▶ _Exercise aim_: Write out the entries verbatim and leave the images out of the copy.

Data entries
══════════════════════════════
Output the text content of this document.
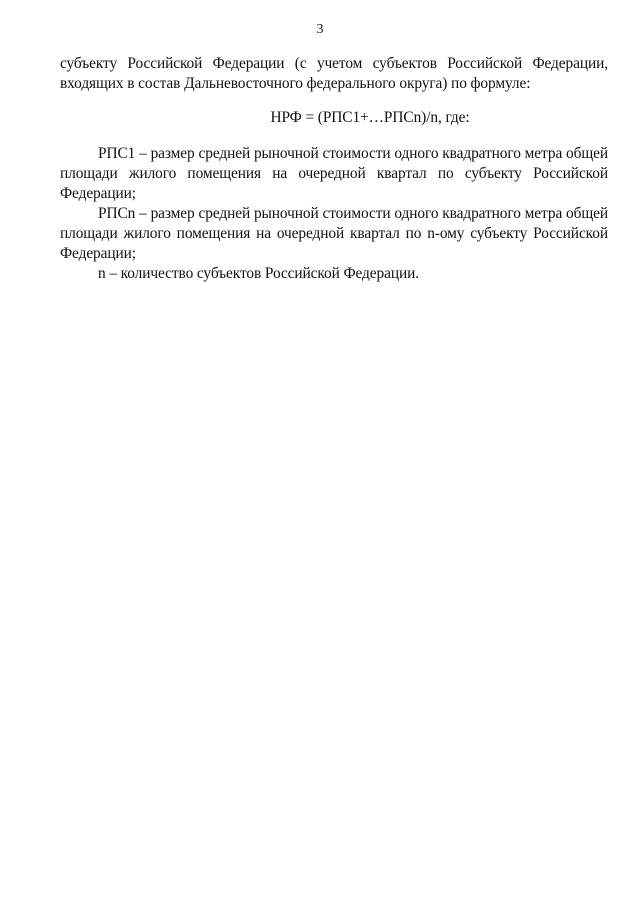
3

субъекту Российской Федерации (с учетом субъектов Российской Федерации, входящих в состав Дальневосточного федерального округа) по формуле:

НРФ = (РПС1+…РПСn)/n, где:

РПС1 – размер средней рыночной стоимости одного квадратного метра общей площади жилого помещения на очередной квартал по субъекту Российской Федерации;

РПСn – размер средней рыночной стоимости одного квадратного метра общей площади жилого помещения на очередной квартал по n-ому субъекту Российской Федерации;

n – количество субъектов Российской Федерации.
══════════════════════════════
▶ _Result of the exercise_:
Output the text content of this document.
3

субъекту Российской Федерации (с учетом субъектов Российской Федерации, входящих в состав Дальневосточного федерального округа) по формуле:

НРФ = (РПС1+…РПСn)/n, где:

РПС1 – размер средней рыночной стоимости одного квадратного метра общей площади жилого помещения на очередной квартал по субъекту Российской Федерации;

РПСn – размер средней рыночной стоимости одного квадратного метра общей площади жилого помещения на очередной квартал по n-ому субъекту Российской Федерации;

n – количество субъектов Российской Федерации.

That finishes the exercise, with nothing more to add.